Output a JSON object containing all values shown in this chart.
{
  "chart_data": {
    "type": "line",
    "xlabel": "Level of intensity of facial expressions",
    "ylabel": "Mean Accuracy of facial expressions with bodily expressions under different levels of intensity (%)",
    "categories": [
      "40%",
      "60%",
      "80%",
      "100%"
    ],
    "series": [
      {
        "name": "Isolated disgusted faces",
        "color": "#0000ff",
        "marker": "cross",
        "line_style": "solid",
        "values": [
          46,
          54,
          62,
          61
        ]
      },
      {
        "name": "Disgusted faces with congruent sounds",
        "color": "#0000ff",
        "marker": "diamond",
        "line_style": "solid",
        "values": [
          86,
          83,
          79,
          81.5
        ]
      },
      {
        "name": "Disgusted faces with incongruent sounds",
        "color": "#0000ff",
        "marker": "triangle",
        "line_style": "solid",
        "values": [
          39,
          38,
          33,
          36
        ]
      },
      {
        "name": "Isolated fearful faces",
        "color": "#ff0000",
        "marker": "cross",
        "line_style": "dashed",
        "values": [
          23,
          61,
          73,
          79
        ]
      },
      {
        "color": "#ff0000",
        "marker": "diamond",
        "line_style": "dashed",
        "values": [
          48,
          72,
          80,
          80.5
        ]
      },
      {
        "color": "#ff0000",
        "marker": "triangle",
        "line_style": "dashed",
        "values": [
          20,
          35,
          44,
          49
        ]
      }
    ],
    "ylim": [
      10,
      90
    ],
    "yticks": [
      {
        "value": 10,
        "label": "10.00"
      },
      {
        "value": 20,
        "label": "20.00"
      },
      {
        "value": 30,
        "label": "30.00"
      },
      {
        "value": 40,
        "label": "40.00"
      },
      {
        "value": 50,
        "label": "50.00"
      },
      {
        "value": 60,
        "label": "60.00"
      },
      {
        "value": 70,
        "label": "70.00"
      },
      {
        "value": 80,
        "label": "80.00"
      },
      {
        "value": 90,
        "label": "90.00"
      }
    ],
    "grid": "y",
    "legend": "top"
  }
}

What you need to do: All of the data above should be transcribed exactly.

Written solution:
Output a JSON object containing all values shown in this chart.
{
  "chart_data": {
    "type": "line",
    "xlabel": "Level of intensity of facial expressions",
    "ylabel": "Mean Accuracy of facial expressions with bodily expressions under different levels of intensity (%)",
    "categories": [
      "40%",
      "60%",
      "80%",
      "100%"
    ],
    "series": [
      {
        "name": "Isolated disgusted faces",
        "color": "#0000ff",
        "marker": "cross",
        "line_style": "solid",
        "values": [
          46,
          54,
          62,
          61
        ]
      },
      {
        "name": "Disgusted faces with congruent sounds",
        "color": "#0000ff",
        "marker": "diamond",
        "line_style": "solid",
        "values": [
          86,
          83,
          79,
          81.5
        ]
      },
      {
        "name": "Disgusted faces with incongruent sounds",
        "color": "#0000ff",
        "marker": "triangle",
        "line_style": "solid",
        "values": [
          39,
          38,
          33,
          36
        ]
      },
      {
        "name": "Isolated fearful faces",
        "color": "#ff0000",
        "marker": "cross",
        "line_style": "dashed",
        "values": [
          23,
          61,
          73,
          79
        ]
      },
      {
        "color": "#ff0000",
        "marker": "diamond",
        "line_style": "dashed",
        "values": [
          48,
          72,
          80,
          80.5
        ]
      },
      {
        "color": "#ff0000",
        "marker": "triangle",
        "line_style": "dashed",
        "values": [
          20,
          35,
          44,
          49
        ]
      }
    ],
    "ylim": [
      10,
      90
    ],
    "yticks": [
      {
        "value": 10,
        "label": "10.00"
      },
      {
        "value": 20,
        "label": "20.00"
      },
      {
        "value": 30,
        "label": "30.00"
      },
      {
        "value": 40,
        "label": "40.00"
      },
      {
        "value": 50,
        "label": "50.00"
      },
      {
        "value": 60,
        "label": "60.00"
      },
      {
        "value": 70,
        "label": "70.00"
      },
      {
        "value": 80,
        "label": "80.00"
      },
      {
        "value": 90,
        "label": "90.00"
      }
    ],
    "grid": "y",
    "legend": "top"
  }
}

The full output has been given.